* Begin Exercise material *
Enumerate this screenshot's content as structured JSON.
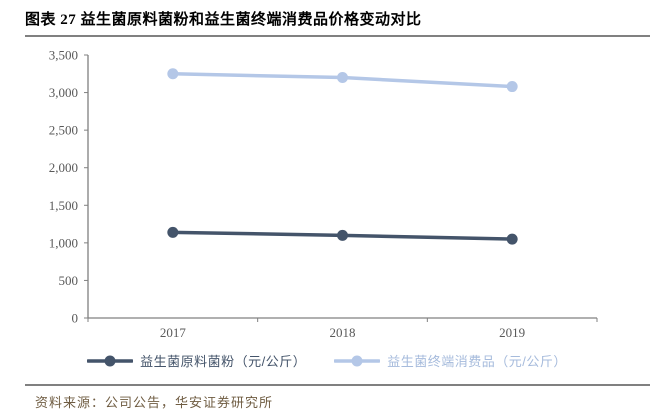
{
  "header": {
    "title": "图表 27 益生菌原料菌粉和益生菌终端消费品价格变动对比"
  },
  "footer": {
    "source": "资料来源：公司公告，华安证券研究所"
  },
  "chart_data": {
    "type": "line",
    "title": "图表 27 益生菌原料菌粉和益生菌终端消费品价格变动对比",
    "categories": [
      "2017",
      "2018",
      "2019"
    ],
    "series": [
      {
        "name": "益生菌原料菌粉（元/公斤）",
        "values": [
          1140,
          1100,
          1050
        ],
        "color": "#44546A",
        "label_color": "#44546A"
      },
      {
        "name": "益生菌终端消费品（元/公斤）",
        "values": [
          3250,
          3200,
          3080
        ],
        "color": "#B4C7E7",
        "label_color": "#A6BBDC"
      }
    ],
    "xlabel": "",
    "ylabel": "",
    "ylim": [
      0,
      3500
    ],
    "ytick_step": 500,
    "yticks": [
      "0",
      "500",
      "1,000",
      "1,500",
      "2,000",
      "2,500",
      "3,000",
      "3,500"
    ],
    "grid": false,
    "legend_position": "bottom",
    "marker": "circle"
  },
  "styles": {
    "axis_color": "#808080",
    "tick_label_color": "#595959",
    "rule_color": "#808080",
    "source_color": "#6F5C42",
    "background": "#FFFFFF"
  }
}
* End Exercise material *
Given exercise:
Without including any pictures, print all of the material exactly as given.

Output below:
Enumerate this screenshot's content as structured JSON.
{
  "header": {
    "title": "图表 27 益生菌原料菌粉和益生菌终端消费品价格变动对比"
  },
  "footer": {
    "source": "资料来源：公司公告，华安证券研究所"
  },
  "chart_data": {
    "type": "line",
    "title": "图表 27 益生菌原料菌粉和益生菌终端消费品价格变动对比",
    "categories": [
      "2017",
      "2018",
      "2019"
    ],
    "series": [
      {
        "name": "益生菌原料菌粉（元/公斤）",
        "values": [
          1140,
          1100,
          1050
        ],
        "color": "#44546A",
        "label_color": "#44546A"
      },
      {
        "name": "益生菌终端消费品（元/公斤）",
        "values": [
          3250,
          3200,
          3080
        ],
        "color": "#B4C7E7",
        "label_color": "#A6BBDC"
      }
    ],
    "xlabel": "",
    "ylabel": "",
    "ylim": [
      0,
      3500
    ],
    "ytick_step": 500,
    "yticks": [
      "0",
      "500",
      "1,000",
      "1,500",
      "2,000",
      "2,500",
      "3,000",
      "3,500"
    ],
    "grid": false,
    "legend_position": "bottom",
    "marker": "circle"
  },
  "styles": {
    "axis_color": "#808080",
    "tick_label_color": "#595959",
    "rule_color": "#808080",
    "source_color": "#6F5C42",
    "background": "#FFFFFF"
  }
}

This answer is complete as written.